## Written exercise
Set every record down verbatim and omit the pictures.

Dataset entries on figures
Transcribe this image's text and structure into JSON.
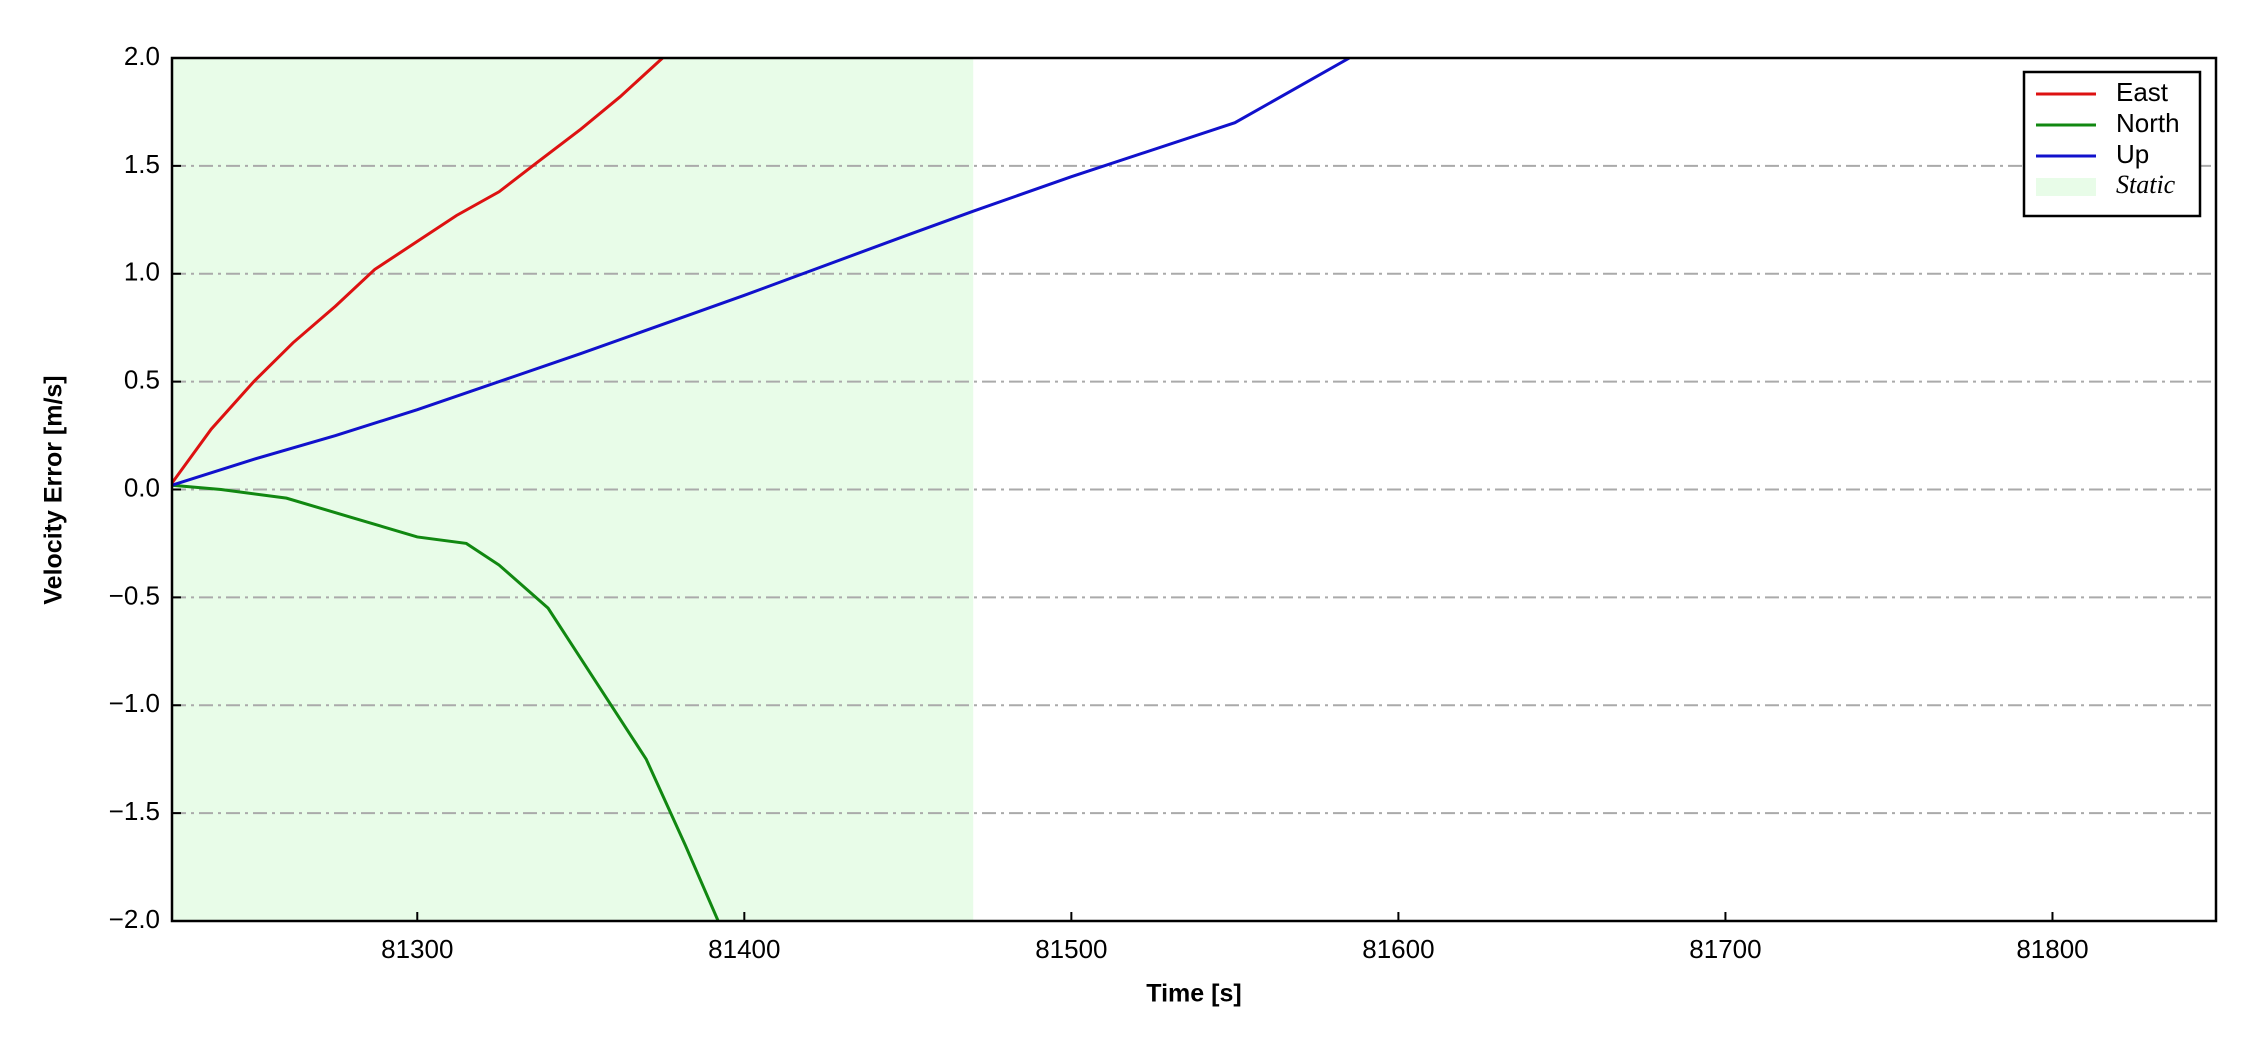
{
  "chart_data": {
    "type": "line",
    "xlabel": "Time [s]",
    "ylabel": "Velocity Error [m/s]",
    "xlim": [
      81225,
      81850
    ],
    "ylim": [
      -2,
      2
    ],
    "xticks": [
      81300,
      81400,
      81500,
      81600,
      81700,
      81800
    ],
    "yticks": [
      {
        "value": -2,
        "label": "−2.0"
      },
      {
        "value": -1.5,
        "label": "−1.5"
      },
      {
        "value": -1,
        "label": "−1.0"
      },
      {
        "value": -0.5,
        "label": "−0.5"
      },
      {
        "value": 0,
        "label": "0.0"
      },
      {
        "value": 0.5,
        "label": "0.5"
      },
      {
        "value": 1,
        "label": "1.0"
      },
      {
        "value": 1.5,
        "label": "1.5"
      },
      {
        "value": 2,
        "label": "2.0"
      }
    ],
    "grid": true,
    "legend": "upper right",
    "spans": [
      {
        "name": "Static",
        "xmin": 81225,
        "xmax": 81470,
        "color": "#e8fce8"
      }
    ],
    "series": [
      {
        "name": "East",
        "color": "#dd1111",
        "x": [
          81225,
          81237,
          81250,
          81262,
          81275,
          81287,
          81300,
          81312,
          81325,
          81337,
          81350,
          81362,
          81375
        ],
        "values": [
          0.03,
          0.28,
          0.5,
          0.68,
          0.85,
          1.02,
          1.15,
          1.27,
          1.38,
          1.52,
          1.67,
          1.82,
          2.0
        ]
      },
      {
        "name": "North",
        "color": "#118811",
        "x": [
          81225,
          81240,
          81260,
          81280,
          81300,
          81315,
          81325,
          81340,
          81355,
          81370,
          81382,
          81392
        ],
        "values": [
          0.02,
          0.0,
          -0.04,
          -0.13,
          -0.22,
          -0.25,
          -0.35,
          -0.55,
          -0.9,
          -1.25,
          -1.65,
          -2.0
        ]
      },
      {
        "name": "Up",
        "color": "#1111cc",
        "x": [
          81225,
          81250,
          81275,
          81300,
          81350,
          81400,
          81450,
          81470,
          81500,
          81550,
          81585
        ],
        "values": [
          0.02,
          0.14,
          0.25,
          0.37,
          0.63,
          0.9,
          1.18,
          1.29,
          1.45,
          1.7,
          2.0
        ]
      }
    ]
  }
}
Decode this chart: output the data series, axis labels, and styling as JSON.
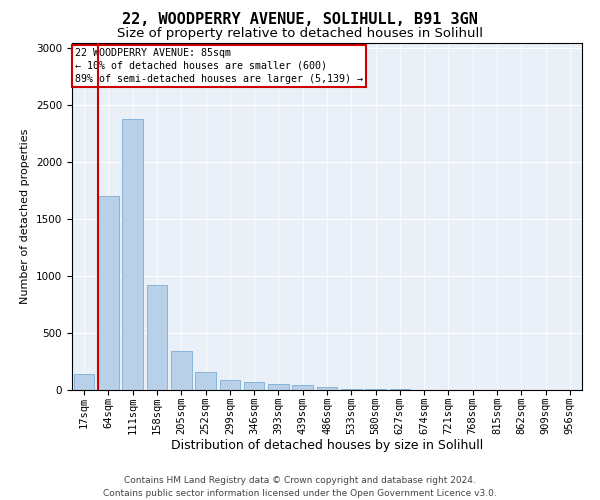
{
  "title1": "22, WOODPERRY AVENUE, SOLIHULL, B91 3GN",
  "title2": "Size of property relative to detached houses in Solihull",
  "xlabel": "Distribution of detached houses by size in Solihull",
  "ylabel": "Number of detached properties",
  "categories": [
    "17sqm",
    "64sqm",
    "111sqm",
    "158sqm",
    "205sqm",
    "252sqm",
    "299sqm",
    "346sqm",
    "393sqm",
    "439sqm",
    "486sqm",
    "533sqm",
    "580sqm",
    "627sqm",
    "674sqm",
    "721sqm",
    "768sqm",
    "815sqm",
    "862sqm",
    "909sqm",
    "956sqm"
  ],
  "values": [
    140,
    1700,
    2380,
    920,
    340,
    160,
    90,
    70,
    55,
    45,
    25,
    5,
    5,
    5,
    2,
    2,
    0,
    0,
    0,
    0,
    0
  ],
  "bar_color": "#b8d0e8",
  "bar_edge_color": "#7aadd4",
  "vline_color": "#cc0000",
  "vline_pos": 0.575,
  "annotation_box_text": "22 WOODPERRY AVENUE: 85sqm\n← 10% of detached houses are smaller (600)\n89% of semi-detached houses are larger (5,139) →",
  "annotation_box_color": "#cc0000",
  "annotation_box_bg": "#ffffff",
  "ylim": [
    0,
    3050
  ],
  "yticks": [
    0,
    500,
    1000,
    1500,
    2000,
    2500,
    3000
  ],
  "footer": "Contains HM Land Registry data © Crown copyright and database right 2024.\nContains public sector information licensed under the Open Government Licence v3.0.",
  "bg_color": "#eaf0f8",
  "title1_fontsize": 11,
  "title2_fontsize": 9.5,
  "xlabel_fontsize": 9,
  "ylabel_fontsize": 8,
  "tick_fontsize": 7.5,
  "footer_fontsize": 6.5
}
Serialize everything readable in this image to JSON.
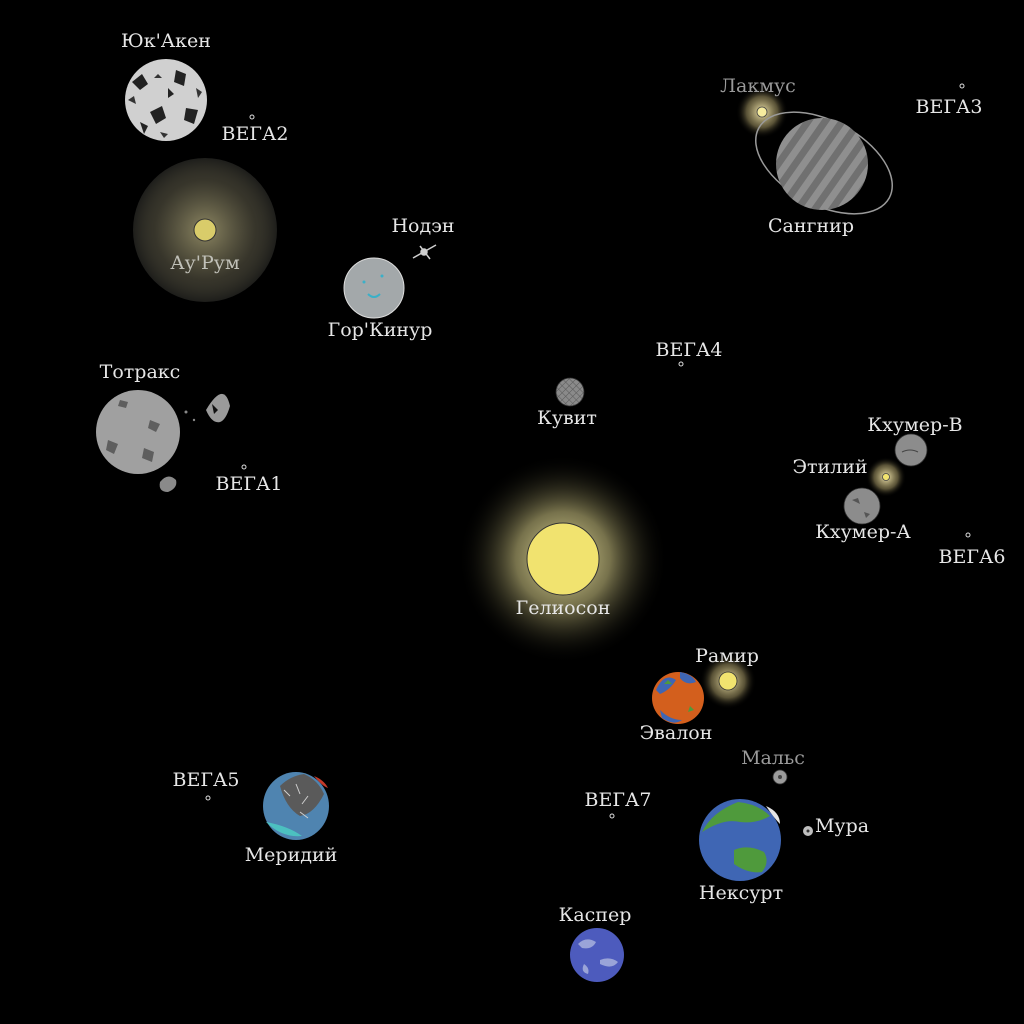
{
  "colors": {
    "background": "#000000",
    "label": "#e6e6e6",
    "star_core": "#f1e36f",
    "star_glow": "#fff6b0",
    "planet_gray": "#9c9c9c",
    "ocean_blue": "#3f66b4",
    "land_green": "#4f9a3c",
    "lava_orange": "#d35f1d",
    "marker": "#ffffff"
  },
  "bodies": {
    "yuk_aken": {
      "name": "Юк'Акен"
    },
    "vega2": {
      "name": "ВЕГА2"
    },
    "au_rum": {
      "name": "Ау'Рум"
    },
    "nodan": {
      "name": "Нодэн"
    },
    "gor_kinur": {
      "name": "Гор'Кинур"
    },
    "lakmus": {
      "name": "Лакмус"
    },
    "vega3": {
      "name": "ВЕГА3"
    },
    "sangnir": {
      "name": "Сангнир"
    },
    "totraks": {
      "name": "Тотракс"
    },
    "vega4": {
      "name": "ВЕГА4"
    },
    "kuvit": {
      "name": "Кувит"
    },
    "vega1": {
      "name": "ВЕГА1"
    },
    "khumer_v": {
      "name": "Кхумер-В"
    },
    "etiliy": {
      "name": "Этилий"
    },
    "khumer_a": {
      "name": "Кхумер-А"
    },
    "vega6": {
      "name": "ВЕГА6"
    },
    "gelioson": {
      "name": "Гелиосон"
    },
    "ramir": {
      "name": "Рамир"
    },
    "evalon": {
      "name": "Эвалон"
    },
    "vega5": {
      "name": "ВЕГА5"
    },
    "meridiy": {
      "name": "Меридий"
    },
    "mals": {
      "name": "Мальс"
    },
    "vega7": {
      "name": "ВЕГА7"
    },
    "mura": {
      "name": "Мура"
    },
    "neksurt": {
      "name": "Нексурт"
    },
    "kasper": {
      "name": "Каспер"
    }
  }
}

## Expected answer
Transcribe this image's text and structure into JSON.
{
  "chart_data": {
    "type": "line",
    "xlabel": "Time [s]",
    "ylabel": "Velocity Error [m/s]",
    "xlim": [
      81225,
      81850
    ],
    "ylim": [
      -2,
      2
    ],
    "xticks": [
      81300,
      81400,
      81500,
      81600,
      81700,
      81800
    ],
    "yticks": [
      {
        "value": -2,
        "label": "−2.0"
      },
      {
        "value": -1.5,
        "label": "−1.5"
      },
      {
        "value": -1,
        "label": "−1.0"
      },
      {
        "value": -0.5,
        "label": "−0.5"
      },
      {
        "value": 0,
        "label": "0.0"
      },
      {
        "value": 0.5,
        "label": "0.5"
      },
      {
        "value": 1,
        "label": "1.0"
      },
      {
        "value": 1.5,
        "label": "1.5"
      },
      {
        "value": 2,
        "label": "2.0"
      }
    ],
    "grid": true,
    "legend": "upper right",
    "spans": [
      {
        "name": "Static",
        "xmin": 81225,
        "xmax": 81470,
        "color": "#e8fce8"
      }
    ],
    "series": [
      {
        "name": "East",
        "color": "#dd1111",
        "x": [
          81225,
          81237,
          81250,
          81262,
          81275,
          81287,
          81300,
          81312,
          81325,
          81337,
          81350,
          81362,
          81375
        ],
        "values": [
          0.03,
          0.28,
          0.5,
          0.68,
          0.85,
          1.02,
          1.15,
          1.27,
          1.38,
          1.52,
          1.67,
          1.82,
          2.0
        ]
      },
      {
        "name": "North",
        "color": "#118811",
        "x": [
          81225,
          81240,
          81260,
          81280,
          81300,
          81315,
          81325,
          81340,
          81355,
          81370,
          81382,
          81392
        ],
        "values": [
          0.02,
          0.0,
          -0.04,
          -0.13,
          -0.22,
          -0.25,
          -0.35,
          -0.55,
          -0.9,
          -1.25,
          -1.65,
          -2.0
        ]
      },
      {
        "name": "Up",
        "color": "#1111cc",
        "x": [
          81225,
          81250,
          81275,
          81300,
          81350,
          81400,
          81450,
          81470,
          81500,
          81550,
          81585
        ],
        "values": [
          0.02,
          0.14,
          0.25,
          0.37,
          0.63,
          0.9,
          1.18,
          1.29,
          1.45,
          1.7,
          2.0
        ]
      }
    ]
  }
}
Decode this chart: output the data series, axis labels, and styling as JSON.
{
  "title1": "22, WOODPERRY AVENUE, SOLIHULL, B91 3GN",
  "title2": "Size of property relative to detached houses in Solihull",
  "xlabel": "Distribution of detached houses by size in Solihull",
  "ylabel": "Number of detached properties",
  "categories": [
    "17sqm",
    "64sqm",
    "111sqm",
    "158sqm",
    "205sqm",
    "252sqm",
    "299sqm",
    "346sqm",
    "393sqm",
    "439sqm",
    "486sqm",
    "533sqm",
    "580sqm",
    "627sqm",
    "674sqm",
    "721sqm",
    "768sqm",
    "815sqm",
    "862sqm",
    "909sqm",
    "956sqm"
  ],
  "values": [
    140,
    1700,
    2380,
    920,
    340,
    160,
    90,
    70,
    55,
    45,
    25,
    5,
    5,
    5,
    2,
    2,
    0,
    0,
    0,
    0,
    0
  ],
  "bar_color": "#b8d0e8",
  "bar_edge_color": "#7aadd4",
  "vline_color": "#cc0000",
  "vline_pos": 0.575,
  "annotation_box_text": "22 WOODPERRY AVENUE: 85sqm\n← 10% of detached houses are smaller (600)\n89% of semi-detached houses are larger (5,139) →",
  "annotation_box_color": "#cc0000",
  "annotation_box_bg": "#ffffff",
  "ylim": [
    0,
    3050
  ],
  "yticks": [
    0,
    500,
    1000,
    1500,
    2000,
    2500,
    3000
  ],
  "footer": "Contains HM Land Registry data © Crown copyright and database right 2024.\nContains public sector information licensed under the Open Government Licence v3.0.",
  "bg_color": "#eaf0f8",
  "title1_fontsize": 11,
  "title2_fontsize": 9.5,
  "xlabel_fontsize": 9,
  "ylabel_fontsize": 8,
  "tick_fontsize": 7.5,
  "footer_fontsize": 6.5
}
Serialize everything readable in this image to JSON.
{
  "colors": {
    "background": "#000000",
    "label": "#e6e6e6",
    "star_core": "#f1e36f",
    "star_glow": "#fff6b0",
    "planet_gray": "#9c9c9c",
    "ocean_blue": "#3f66b4",
    "land_green": "#4f9a3c",
    "lava_orange": "#d35f1d",
    "marker": "#ffffff"
  },
  "bodies": {
    "yuk_aken": {
      "name": "Юк'Акен"
    },
    "vega2": {
      "name": "ВЕГА2"
    },
    "au_rum": {
      "name": "Ау'Рум"
    },
    "nodan": {
      "name": "Нодэн"
    },
    "gor_kinur": {
      "name": "Гор'Кинур"
    },
    "lakmus": {
      "name": "Лакмус"
    },
    "vega3": {
      "name": "ВЕГА3"
    },
    "sangnir": {
      "name": "Сангнир"
    },
    "totraks": {
      "name": "Тотракс"
    },
    "vega4": {
      "name": "ВЕГА4"
    },
    "kuvit": {
      "name": "Кувит"
    },
    "vega1": {
      "name": "ВЕГА1"
    },
    "khumer_v": {
      "name": "Кхумер-В"
    },
    "etiliy": {
      "name": "Этилий"
    },
    "khumer_a": {
      "name": "Кхумер-А"
    },
    "vega6": {
      "name": "ВЕГА6"
    },
    "gelioson": {
      "name": "Гелиосон"
    },
    "ramir": {
      "name": "Рамир"
    },
    "evalon": {
      "name": "Эвалон"
    },
    "vega5": {
      "name": "ВЕГА5"
    },
    "meridiy": {
      "name": "Меридий"
    },
    "mals": {
      "name": "Мальс"
    },
    "vega7": {
      "name": "ВЕГА7"
    },
    "mura": {
      "name": "Мура"
    },
    "neksurt": {
      "name": "Нексурт"
    },
    "kasper": {
      "name": "Каспер"
    }
  }
}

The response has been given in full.